Aim of the exercise
Lay out the part of the entries that opens with the line containing "Detect and localize" and closes with the line containing "x-tick-label: -10 <box>78 291 95 304</box>" as a numbered list, omitting blank lines and leaving out the pictures.

Given records
-- BEGIN --

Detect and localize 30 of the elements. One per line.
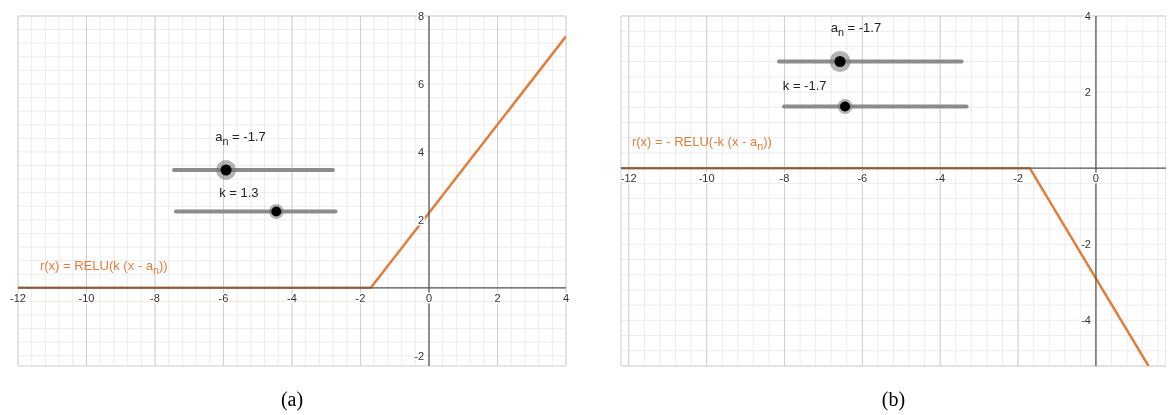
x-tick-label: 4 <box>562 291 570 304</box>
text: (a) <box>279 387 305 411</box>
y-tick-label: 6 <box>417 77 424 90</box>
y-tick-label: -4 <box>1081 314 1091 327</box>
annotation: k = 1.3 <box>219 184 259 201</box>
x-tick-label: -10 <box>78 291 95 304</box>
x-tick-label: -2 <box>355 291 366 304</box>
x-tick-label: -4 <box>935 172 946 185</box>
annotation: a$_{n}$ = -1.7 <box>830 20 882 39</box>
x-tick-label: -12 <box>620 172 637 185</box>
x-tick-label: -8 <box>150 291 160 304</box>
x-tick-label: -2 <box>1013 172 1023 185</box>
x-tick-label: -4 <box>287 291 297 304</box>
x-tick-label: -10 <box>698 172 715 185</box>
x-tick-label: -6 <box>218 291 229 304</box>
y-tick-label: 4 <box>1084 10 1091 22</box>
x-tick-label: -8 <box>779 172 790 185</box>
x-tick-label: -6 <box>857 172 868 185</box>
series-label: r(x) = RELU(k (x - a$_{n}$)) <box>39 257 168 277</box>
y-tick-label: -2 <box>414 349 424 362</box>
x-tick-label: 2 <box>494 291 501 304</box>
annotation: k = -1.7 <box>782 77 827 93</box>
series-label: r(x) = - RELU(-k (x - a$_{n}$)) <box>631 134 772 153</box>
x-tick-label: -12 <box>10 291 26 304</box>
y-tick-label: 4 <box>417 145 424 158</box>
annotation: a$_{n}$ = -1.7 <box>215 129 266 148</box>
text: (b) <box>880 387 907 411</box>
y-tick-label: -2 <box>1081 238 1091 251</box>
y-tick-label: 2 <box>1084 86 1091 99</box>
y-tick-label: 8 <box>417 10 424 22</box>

-- END --
-- BEGIN --

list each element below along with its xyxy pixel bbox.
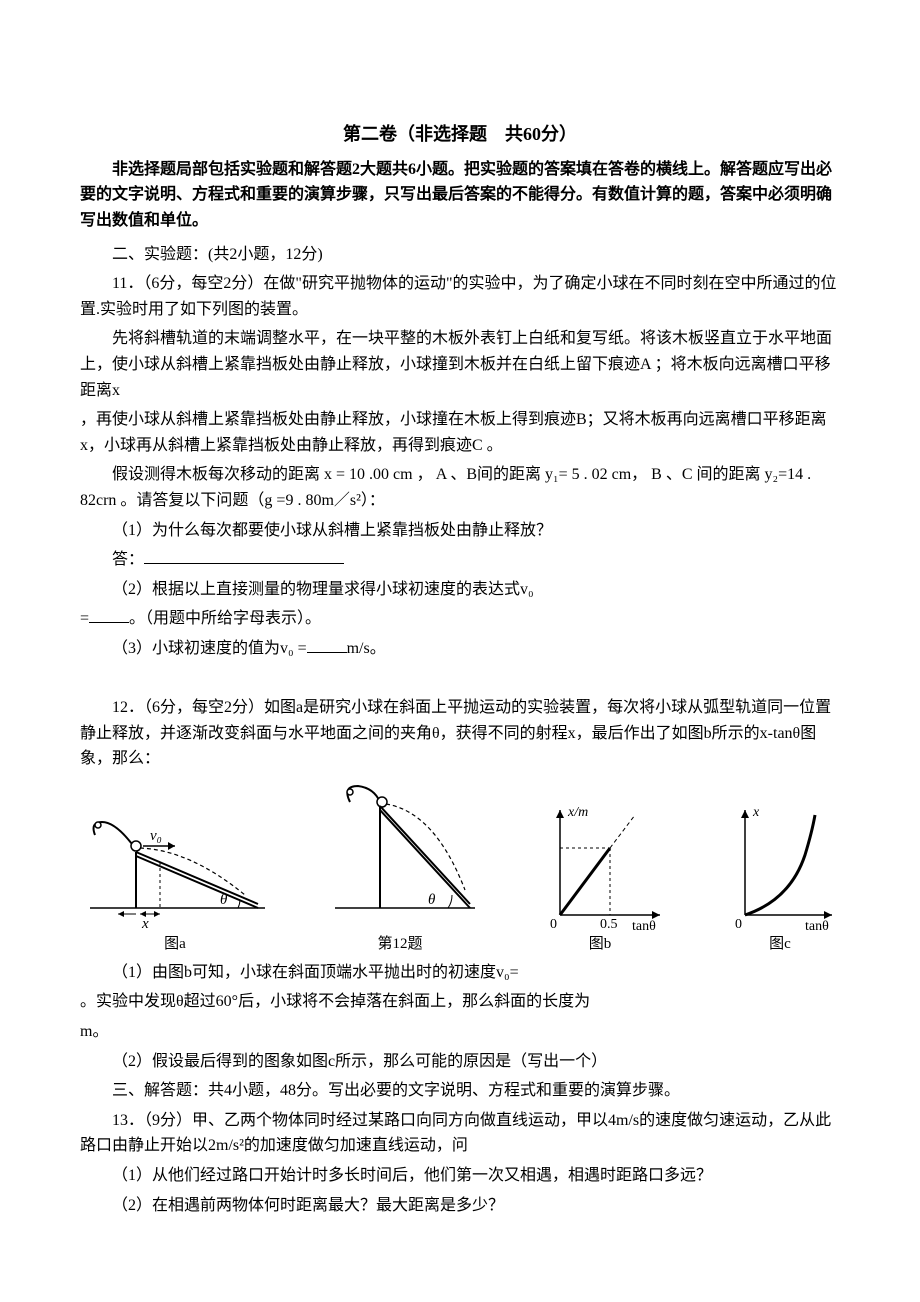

-- END --

Complete output
1. Detect and localize 30 of the elements. One per line.
2. x-tick-label: 4 <box>562 291 570 304</box>
3. text: (a) <box>279 387 305 411</box>
4. y-tick-label: 6 <box>417 77 424 90</box>
5. y-tick-label: -4 <box>1081 314 1091 327</box>
6. annotation: k = 1.3 <box>219 184 259 201</box>
7. x-tick-label: -10 <box>78 291 95 304</box>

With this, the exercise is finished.